### RECORDED INFORMATION ###
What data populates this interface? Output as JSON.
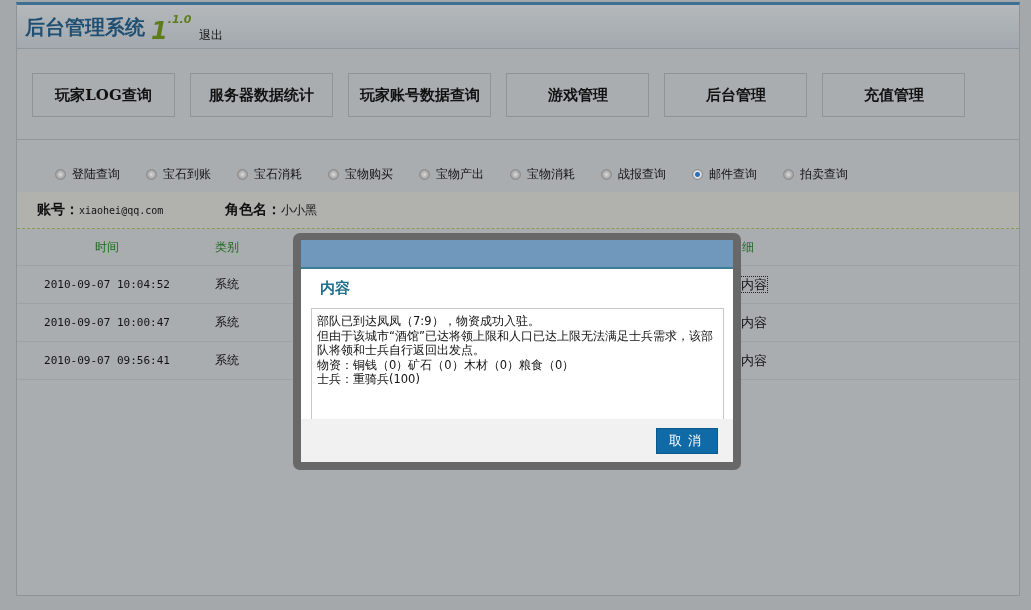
{
  "header": {
    "title": "后台管理系统",
    "version_major": "1",
    "version_minor": ".1.0",
    "logout": "退出"
  },
  "nav": [
    {
      "label": "玩家LOG查询"
    },
    {
      "label": "服务器数据统计"
    },
    {
      "label": "玩家账号数据查询"
    },
    {
      "label": "游戏管理"
    },
    {
      "label": "后台管理"
    },
    {
      "label": "充值管理"
    }
  ],
  "radios": [
    {
      "label": "登陆查询",
      "selected": false
    },
    {
      "label": "宝石到账",
      "selected": false
    },
    {
      "label": "宝石消耗",
      "selected": false
    },
    {
      "label": "宝物购买",
      "selected": false
    },
    {
      "label": "宝物产出",
      "selected": false
    },
    {
      "label": "宝物消耗",
      "selected": false
    },
    {
      "label": "战报查询",
      "selected": false
    },
    {
      "label": "邮件查询",
      "selected": true
    },
    {
      "label": "拍卖查询",
      "selected": false
    }
  ],
  "account": {
    "label": "账号：",
    "value": "xiaohei@qq.com",
    "role_label": "角色名：",
    "role_value": "小小黑"
  },
  "table": {
    "columns": [
      "时间",
      "类别",
      "细"
    ],
    "rows": [
      {
        "time": "2010-09-07 10:04:52",
        "category": "系统",
        "detail": "内容",
        "focused": true
      },
      {
        "time": "2010-09-07 10:00:47",
        "category": "系统",
        "detail": "内容",
        "focused": false
      },
      {
        "time": "2010-09-07 09:56:41",
        "category": "系统",
        "detail": "内容",
        "focused": false
      }
    ]
  },
  "modal": {
    "heading": "内容",
    "body": [
      "部队已到达凤凤（7:9），物资成功入驻。",
      "但由于该城市“酒馆”已达将领上限和人口已达上限无法满足士兵需求，该部队将领和士兵自行返回出发点。",
      "物资：铜钱（0）矿石（0）木材（0）粮食（0）",
      "士兵：重骑兵(100)"
    ],
    "cancel": "取消"
  }
}
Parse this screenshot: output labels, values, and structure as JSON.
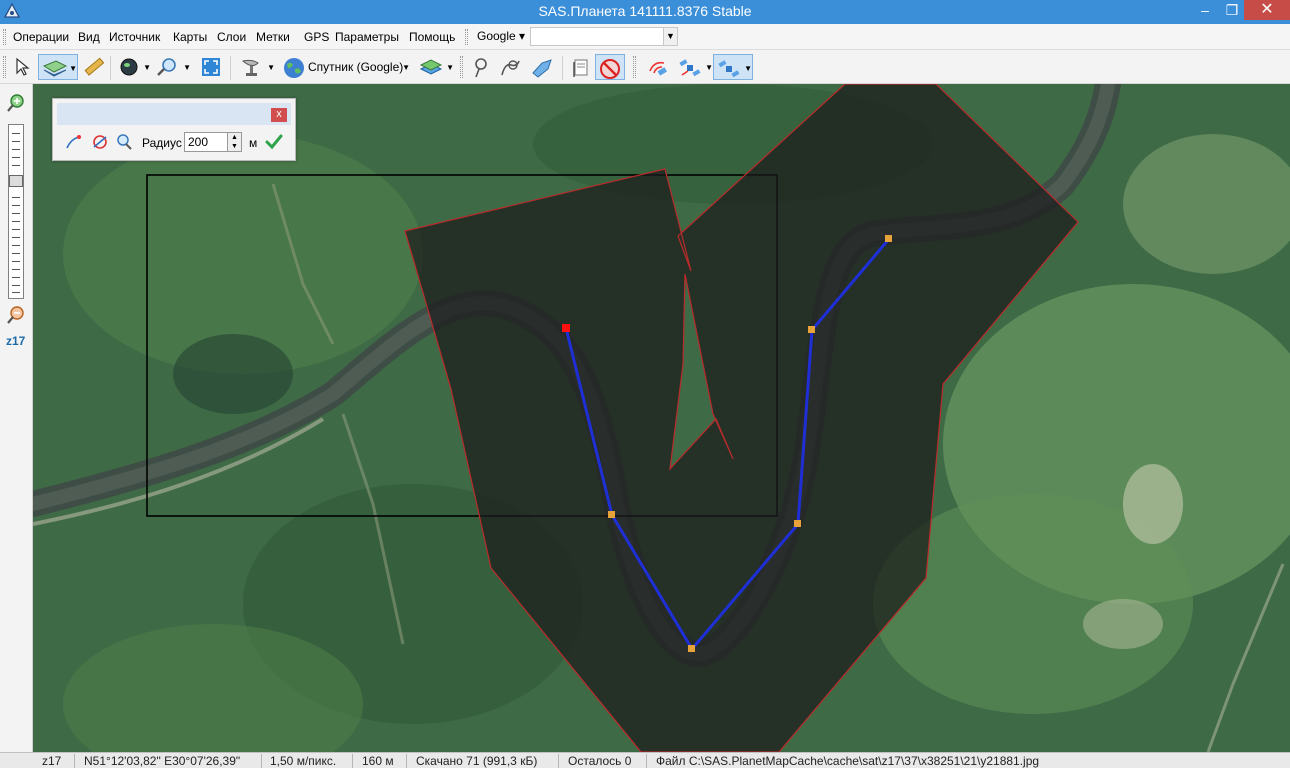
{
  "window": {
    "title": "SAS.Планета 141111.8376 Stable",
    "minimize": "‒",
    "maximize": "❐",
    "close": "✕"
  },
  "menu": {
    "items": [
      "Операции",
      "Вид",
      "Источник",
      "Карты",
      "Слои",
      "Метки",
      "GPS",
      "Параметры",
      "Помощь"
    ],
    "source_selector": "Google ▾",
    "source_search_value": ""
  },
  "toolbar": {
    "map_type_label": "Спутник (Google)"
  },
  "zoom": {
    "level_label": "z17"
  },
  "float_panel": {
    "radius_label": "Радиус",
    "radius_value": "200",
    "unit": "м",
    "close": "x"
  },
  "status": {
    "zoom": "z17",
    "coords": "N51°12'03,82\" E30°07'26,39\"",
    "scale": "1,50 м/пикс.",
    "distance": "160 м",
    "downloaded": "Скачано 71 (991,3 кБ)",
    "remaining": "Осталось 0",
    "file": "Файл C:\\SAS.PlanetMapCache\\cache\\sat\\z17\\37\\x38251\\21\\y21881.jpg"
  },
  "colors": {
    "titlebar": "#3b8fd9",
    "route": "#1f2fd6",
    "point": "#e8a23a",
    "start_point": "#ff1010",
    "polygon_edge": "#b92b2b"
  }
}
###
Without the pictures, copy the material exactly as given.

* [ANSWER TO THE TASK]:
What data populates this interface? Output as JSON.
{
  "header": {
    "title": "后台管理系统",
    "version_major": "1",
    "version_minor": ".1.0",
    "logout": "退出"
  },
  "nav": [
    {
      "label": "玩家LOG查询"
    },
    {
      "label": "服务器数据统计"
    },
    {
      "label": "玩家账号数据查询"
    },
    {
      "label": "游戏管理"
    },
    {
      "label": "后台管理"
    },
    {
      "label": "充值管理"
    }
  ],
  "radios": [
    {
      "label": "登陆查询",
      "selected": false
    },
    {
      "label": "宝石到账",
      "selected": false
    },
    {
      "label": "宝石消耗",
      "selected": false
    },
    {
      "label": "宝物购买",
      "selected": false
    },
    {
      "label": "宝物产出",
      "selected": false
    },
    {
      "label": "宝物消耗",
      "selected": false
    },
    {
      "label": "战报查询",
      "selected": false
    },
    {
      "label": "邮件查询",
      "selected": true
    },
    {
      "label": "拍卖查询",
      "selected": false
    }
  ],
  "account": {
    "label": "账号：",
    "value": "xiaohei@qq.com",
    "role_label": "角色名：",
    "role_value": "小小黑"
  },
  "table": {
    "columns": [
      "时间",
      "类别",
      "细"
    ],
    "rows": [
      {
        "time": "2010-09-07 10:04:52",
        "category": "系统",
        "detail": "内容",
        "focused": true
      },
      {
        "time": "2010-09-07 10:00:47",
        "category": "系统",
        "detail": "内容",
        "focused": false
      },
      {
        "time": "2010-09-07 09:56:41",
        "category": "系统",
        "detail": "内容",
        "focused": false
      }
    ]
  },
  "modal": {
    "heading": "内容",
    "body": [
      "部队已到达凤凤（7:9），物资成功入驻。",
      "但由于该城市“酒馆”已达将领上限和人口已达上限无法满足士兵需求，该部队将领和士兵自行返回出发点。",
      "物资：铜钱（0）矿石（0）木材（0）粮食（0）",
      "士兵：重骑兵(100)"
    ],
    "cancel": "取消"
  }
}
Parse this screenshot: output labels, values, and structure as JSON.
{
  "window": {
    "title": "SAS.Планета 141111.8376 Stable",
    "minimize": "‒",
    "maximize": "❐",
    "close": "✕"
  },
  "menu": {
    "items": [
      "Операции",
      "Вид",
      "Источник",
      "Карты",
      "Слои",
      "Метки",
      "GPS",
      "Параметры",
      "Помощь"
    ],
    "source_selector": "Google ▾",
    "source_search_value": ""
  },
  "toolbar": {
    "map_type_label": "Спутник (Google)"
  },
  "zoom": {
    "level_label": "z17"
  },
  "float_panel": {
    "radius_label": "Радиус",
    "radius_value": "200",
    "unit": "м",
    "close": "x"
  },
  "status": {
    "zoom": "z17",
    "coords": "N51°12'03,82\" E30°07'26,39\"",
    "scale": "1,50 м/пикс.",
    "distance": "160 м",
    "downloaded": "Скачано 71 (991,3 кБ)",
    "remaining": "Осталось 0",
    "file": "Файл C:\\SAS.PlanetMapCache\\cache\\sat\\z17\\37\\x38251\\21\\y21881.jpg"
  },
  "colors": {
    "titlebar": "#3b8fd9",
    "route": "#1f2fd6",
    "point": "#e8a23a",
    "start_point": "#ff1010",
    "polygon_edge": "#b92b2b"
  }
}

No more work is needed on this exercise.